Stored data entries:
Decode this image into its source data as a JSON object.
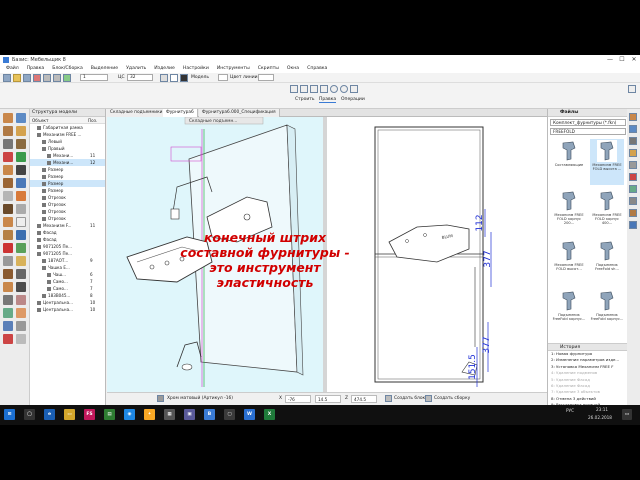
{
  "window": {
    "title": "Базис: Мебельщик 8",
    "controls": {
      "minimize": "—",
      "maximize": "☐",
      "close": "✕"
    }
  },
  "menu": [
    "Файл",
    "Правка",
    "Блок/Сборка",
    "Выделение",
    "Удалить",
    "Изделие",
    "Настройки",
    "Инструменты",
    "Скрипты",
    "Окна",
    "Справка"
  ],
  "toolbar": {
    "layer_value": "1",
    "color_label": "ЦС",
    "color_value": "32",
    "mode_label": "Модель",
    "line_color_label": "Цвет линии",
    "build_label": "Строить",
    "edit_label": "Правка",
    "operations_label": "Операции"
  },
  "tree": {
    "header": "Структура модели",
    "col_object": "Объект",
    "col_pos": "Поз.",
    "rows": [
      {
        "label": "Габаритная рамка",
        "num": "",
        "indent": 1,
        "sel": false
      },
      {
        "label": "Механизм FREE ...",
        "num": "",
        "indent": 1,
        "sel": false
      },
      {
        "label": "Левый",
        "num": "",
        "indent": 2,
        "sel": false
      },
      {
        "label": "Правый",
        "num": "",
        "indent": 2,
        "sel": false
      },
      {
        "label": "Механи...",
        "num": "11",
        "indent": 3,
        "sel": false
      },
      {
        "label": "Механи...",
        "num": "12",
        "indent": 3,
        "sel": true
      },
      {
        "label": "Размер",
        "num": "",
        "indent": 2,
        "sel": false
      },
      {
        "label": "Размер",
        "num": "",
        "indent": 2,
        "sel": false
      },
      {
        "label": "Размер",
        "num": "",
        "indent": 2,
        "sel": true
      },
      {
        "label": "Размер",
        "num": "",
        "indent": 2,
        "sel": false
      },
      {
        "label": "Отрезок",
        "num": "",
        "indent": 2,
        "sel": false
      },
      {
        "label": "Отрезок",
        "num": "",
        "indent": 2,
        "sel": false
      },
      {
        "label": "Отрезок",
        "num": "",
        "indent": 2,
        "sel": false
      },
      {
        "label": "Отрезок",
        "num": "",
        "indent": 2,
        "sel": false
      },
      {
        "label": "Механизм F...",
        "num": "11",
        "indent": 1,
        "sel": false
      },
      {
        "label": "Фасад",
        "num": "",
        "indent": 1,
        "sel": false
      },
      {
        "label": "Фасад",
        "num": "",
        "indent": 1,
        "sel": false
      },
      {
        "label": "9071205 Пе...",
        "num": "",
        "indent": 1,
        "sel": false
      },
      {
        "label": "9071205 Пе...",
        "num": "",
        "indent": 1,
        "sel": false
      },
      {
        "label": "187АОТ...",
        "num": "9",
        "indent": 2,
        "sel": false
      },
      {
        "label": "Чашка Е...",
        "num": "",
        "indent": 2,
        "sel": false
      },
      {
        "label": "Чаш...",
        "num": "6",
        "indent": 3,
        "sel": false
      },
      {
        "label": "Само...",
        "num": "7",
        "indent": 3,
        "sel": false
      },
      {
        "label": "Само...",
        "num": "7",
        "indent": 3,
        "sel": false
      },
      {
        "label": "183В045...",
        "num": "8",
        "indent": 2,
        "sel": false
      },
      {
        "label": "Центральна...",
        "num": "10",
        "indent": 1,
        "sel": false
      },
      {
        "label": "Центральна...",
        "num": "10",
        "indent": 1,
        "sel": false
      }
    ]
  },
  "view_tabs": [
    "Складные подъемники",
    "Фурнитура6",
    "Фурнитура6.000_Спецификация"
  ],
  "doc_tab": "Складные подъемн...",
  "dimensions": {
    "top": "112",
    "middle": "377",
    "bottom_a": "377",
    "bottom_b": "151.5"
  },
  "overlay": {
    "line1": "конечный штрих",
    "line2": "составной фурнитуры -",
    "line3": "это инструмент",
    "line4": "эластичность"
  },
  "statusbar": {
    "material": "Хром матовый (Артикул -16)",
    "x_label": "X",
    "x_value": "-76",
    "y_value": "14.5",
    "z_label": "Z",
    "z_value": "474.5",
    "create_block": "Создать блок",
    "create_assembly": "Создать сборку"
  },
  "files": {
    "header": "Файлы",
    "path": "Комплект_фурнитуры (*.fkn)",
    "filter": "FREEFOLD",
    "tiles": [
      {
        "label": "Составляющие",
        "sel": false
      },
      {
        "label": "Механизм FREE FOLD высота ...",
        "sel": true
      },
      {
        "label": "Механизм FREE FOLD корпус 200...",
        "sel": false
      },
      {
        "label": "Механизм FREE FOLD корпус 400...",
        "sel": false
      },
      {
        "label": "Механизм FREE FOLD высот...",
        "sel": false
      },
      {
        "label": "Подъемник FreeFold sh...",
        "sel": false
      },
      {
        "label": "Подъемник FreeFold корпус...",
        "sel": false
      },
      {
        "label": "Подъемник FreeFold корпус...",
        "sel": false
      }
    ]
  },
  "history": {
    "header": "История",
    "items": [
      {
        "text": "1: Новая фурнитура",
        "dim": false
      },
      {
        "text": "2: Изменение параметров изде...",
        "dim": false
      },
      {
        "text": "3: Установка Механизм FREE F",
        "dim": false
      },
      {
        "text": "4: Удаление подменов",
        "dim": true
      },
      {
        "text": "5: Удаление Фасад",
        "dim": true
      },
      {
        "text": "6: Удаление Фасад",
        "dim": true
      },
      {
        "text": "7: Удаление 3 объектов",
        "dim": true
      },
      {
        "text": "8: Отмена 3 действий",
        "dim": false
      },
      {
        "text": "9: Расстановка позиций",
        "dim": false
      },
      {
        "text": "10: Редактирование параметра",
        "dim": false
      }
    ]
  },
  "taskbar": {
    "lang": "РУС",
    "time": "23:11",
    "date": "26.02.2018"
  },
  "colors": {
    "overlay_text": "#d10000",
    "dimension": "#1f2fd6",
    "selection": "#cde6fa",
    "drawing": "#333333"
  }
}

◆ **WHAT TO DO**
List all lines holding the string "Фасад".

◆ **RESULT OF THIS TASK**
        "label": "Фасад",
        "label": "Фасад",
        "text": "5: Удаление Фасад",
        "text": "6: Удаление Фасад",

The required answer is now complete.